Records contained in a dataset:
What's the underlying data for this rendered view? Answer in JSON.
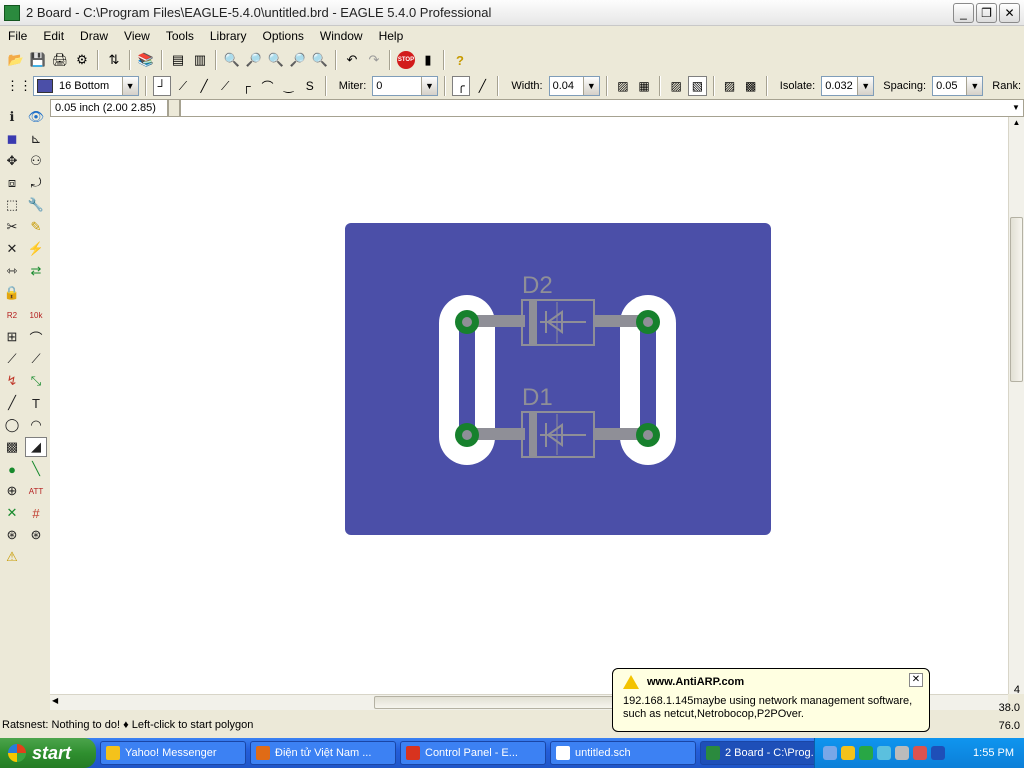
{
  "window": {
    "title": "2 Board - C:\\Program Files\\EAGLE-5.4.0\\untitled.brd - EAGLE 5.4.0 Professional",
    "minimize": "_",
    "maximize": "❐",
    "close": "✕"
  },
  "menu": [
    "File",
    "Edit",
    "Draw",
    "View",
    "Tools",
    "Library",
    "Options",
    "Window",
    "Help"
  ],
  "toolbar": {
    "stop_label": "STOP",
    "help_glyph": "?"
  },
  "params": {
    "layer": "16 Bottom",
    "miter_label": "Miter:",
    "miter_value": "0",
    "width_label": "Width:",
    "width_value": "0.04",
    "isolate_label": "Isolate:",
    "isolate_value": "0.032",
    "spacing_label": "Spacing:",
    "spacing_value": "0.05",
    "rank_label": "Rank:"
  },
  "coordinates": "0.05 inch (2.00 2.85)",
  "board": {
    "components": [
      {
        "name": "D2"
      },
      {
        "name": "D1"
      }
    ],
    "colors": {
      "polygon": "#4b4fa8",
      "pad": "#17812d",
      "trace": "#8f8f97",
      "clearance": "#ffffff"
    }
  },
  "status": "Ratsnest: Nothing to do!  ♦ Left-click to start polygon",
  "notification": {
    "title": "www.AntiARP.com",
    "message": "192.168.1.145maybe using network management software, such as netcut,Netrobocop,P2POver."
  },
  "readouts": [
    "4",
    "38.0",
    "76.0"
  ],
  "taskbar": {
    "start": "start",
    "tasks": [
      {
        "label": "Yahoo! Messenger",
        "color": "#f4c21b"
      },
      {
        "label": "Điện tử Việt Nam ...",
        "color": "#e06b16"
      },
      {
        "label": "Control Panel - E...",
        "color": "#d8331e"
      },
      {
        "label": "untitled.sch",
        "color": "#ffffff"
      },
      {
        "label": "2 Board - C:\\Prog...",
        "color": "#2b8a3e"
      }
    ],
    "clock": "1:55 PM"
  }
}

=== What to produce ===
Working from the lines above, reproduce the material exactly and exclude its pictures.

=== Output for this task ===
What's the underlying data for this rendered view? Answer in JSON.
{
  "window": {
    "title": "2 Board - C:\\Program Files\\EAGLE-5.4.0\\untitled.brd - EAGLE 5.4.0 Professional",
    "minimize": "_",
    "maximize": "❐",
    "close": "✕"
  },
  "menu": [
    "File",
    "Edit",
    "Draw",
    "View",
    "Tools",
    "Library",
    "Options",
    "Window",
    "Help"
  ],
  "toolbar": {
    "stop_label": "STOP",
    "help_glyph": "?"
  },
  "params": {
    "layer": "16 Bottom",
    "miter_label": "Miter:",
    "miter_value": "0",
    "width_label": "Width:",
    "width_value": "0.04",
    "isolate_label": "Isolate:",
    "isolate_value": "0.032",
    "spacing_label": "Spacing:",
    "spacing_value": "0.05",
    "rank_label": "Rank:"
  },
  "coordinates": "0.05 inch (2.00 2.85)",
  "board": {
    "components": [
      {
        "name": "D2"
      },
      {
        "name": "D1"
      }
    ],
    "colors": {
      "polygon": "#4b4fa8",
      "pad": "#17812d",
      "trace": "#8f8f97",
      "clearance": "#ffffff"
    }
  },
  "status": "Ratsnest: Nothing to do!  ♦ Left-click to start polygon",
  "notification": {
    "title": "www.AntiARP.com",
    "message": "192.168.1.145maybe using network management software, such as netcut,Netrobocop,P2POver."
  },
  "readouts": [
    "4",
    "38.0",
    "76.0"
  ],
  "taskbar": {
    "start": "start",
    "tasks": [
      {
        "label": "Yahoo! Messenger",
        "color": "#f4c21b"
      },
      {
        "label": "Điện tử Việt Nam ...",
        "color": "#e06b16"
      },
      {
        "label": "Control Panel - E...",
        "color": "#d8331e"
      },
      {
        "label": "untitled.sch",
        "color": "#ffffff"
      },
      {
        "label": "2 Board - C:\\Prog...",
        "color": "#2b8a3e"
      }
    ],
    "clock": "1:55 PM"
  }
}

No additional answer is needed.